*STATED PROBLEM*
Repeat the lines that follow, leaving nothing out.

*EXTRACTED INFORMATION*
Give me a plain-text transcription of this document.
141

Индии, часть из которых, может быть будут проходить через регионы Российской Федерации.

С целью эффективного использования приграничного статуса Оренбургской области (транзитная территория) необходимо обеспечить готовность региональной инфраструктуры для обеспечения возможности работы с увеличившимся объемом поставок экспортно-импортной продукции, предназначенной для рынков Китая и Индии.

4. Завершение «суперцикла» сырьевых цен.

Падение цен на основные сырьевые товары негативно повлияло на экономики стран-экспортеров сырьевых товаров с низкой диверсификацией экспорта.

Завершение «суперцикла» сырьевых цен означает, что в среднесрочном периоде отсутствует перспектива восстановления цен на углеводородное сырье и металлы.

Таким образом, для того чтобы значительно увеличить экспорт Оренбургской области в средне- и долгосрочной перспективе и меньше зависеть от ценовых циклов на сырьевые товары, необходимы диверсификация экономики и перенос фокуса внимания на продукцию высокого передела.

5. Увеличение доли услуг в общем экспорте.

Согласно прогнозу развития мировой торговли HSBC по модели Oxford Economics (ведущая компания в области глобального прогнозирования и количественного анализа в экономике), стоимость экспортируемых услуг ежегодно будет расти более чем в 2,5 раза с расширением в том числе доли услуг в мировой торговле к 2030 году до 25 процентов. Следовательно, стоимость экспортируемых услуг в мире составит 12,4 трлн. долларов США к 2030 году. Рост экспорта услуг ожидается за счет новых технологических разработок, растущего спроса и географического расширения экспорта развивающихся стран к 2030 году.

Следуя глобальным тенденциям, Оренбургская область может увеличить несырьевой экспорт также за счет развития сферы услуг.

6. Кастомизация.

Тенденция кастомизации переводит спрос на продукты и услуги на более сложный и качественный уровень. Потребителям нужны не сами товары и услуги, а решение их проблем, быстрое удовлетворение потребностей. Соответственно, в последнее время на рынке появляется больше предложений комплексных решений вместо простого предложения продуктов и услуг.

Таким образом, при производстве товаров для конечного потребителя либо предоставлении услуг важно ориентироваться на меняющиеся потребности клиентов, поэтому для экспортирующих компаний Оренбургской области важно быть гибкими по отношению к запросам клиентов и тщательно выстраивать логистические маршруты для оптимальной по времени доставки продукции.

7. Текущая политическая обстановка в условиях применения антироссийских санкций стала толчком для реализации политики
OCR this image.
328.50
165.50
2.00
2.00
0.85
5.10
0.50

*RESULT OF THE TASK*
Give me a plain-text transcription of this document.
141

Индии, часть из которых, может быть будут проходить через регионы Российской Федерации.

С целью эффективного использования приграничного статуса Оренбургской области (транзитная территория) необходимо обеспечить готовность региональной инфраструктуры для обеспечения возможности работы с увеличившимся объемом поставок экспортно-импортной продукции, предназначенной для рынков Китая и Индии.

4. Завершение «суперцикла» сырьевых цен.

Падение цен на основные сырьевые товары негативно повлияло на экономики стран-экспортеров сырьевых товаров с низкой диверсификацией экспорта.

Завершение «суперцикла» сырьевых цен означает, что в среднесрочном периоде отсутствует перспектива восстановления цен на углеводородное сырье и металлы.

Таким образом, для того чтобы значительно увеличить экспорт Оренбургской области в средне- и долгосрочной перспективе и меньше зависеть от ценовых циклов на сырьевые товары, необходимы диверсификация экономики и перенос фокуса внимания на продукцию высокого передела.

5. Увеличение доли услуг в общем экспорте.

Согласно прогнозу развития мировой торговли HSBC по модели Oxford Economics (ведущая компания в области глобального прогнозирования и количественного анализа в экономике), стоимость экспортируемых услуг ежегодно будет расти более чем в 2,5 раза с расширением в том числе доли услуг в мировой торговле к 2030 году до 25 процентов. Следовательно, стоимость экспортируемых услуг в мире составит 12,4 трлн. долларов США к 2030 году. Рост экспорта услуг ожидается за счет новых технологических разработок, растущего спроса и географического расширения экспорта развивающихся стран к 2030 году.

Следуя глобальным тенденциям, Оренбургская область может увеличить несырьевой экспорт также за счет развития сферы услуг.

6. Кастомизация.

Тенденция кастомизации переводит спрос на продукты и услуги на более сложный и качественный уровень. Потребителям нужны не сами товары и услуги, а решение их проблем, быстрое удовлетворение потребностей. Соответственно, в последнее время на рынке появляется больше предложений комплексных решений вместо простого предложения продуктов и услуг.

Таким образом, при производстве товаров для конечного потребителя либо предоставлении услуг важно ориентироваться на меняющиеся потребности клиентов, поэтому для экспортирующих компаний Оренбургской области важно быть гибкими по отношению к запросам клиентов и тщательно выстраивать логистические маршруты для оптимальной по времени доставки продукции.

7. Текущая политическая обстановка в условиях применения антироссийских санкций стала толчком для реализации политики
OCR this image.
328.50
165.50
2.00
2.00
0.85
5.10
0.50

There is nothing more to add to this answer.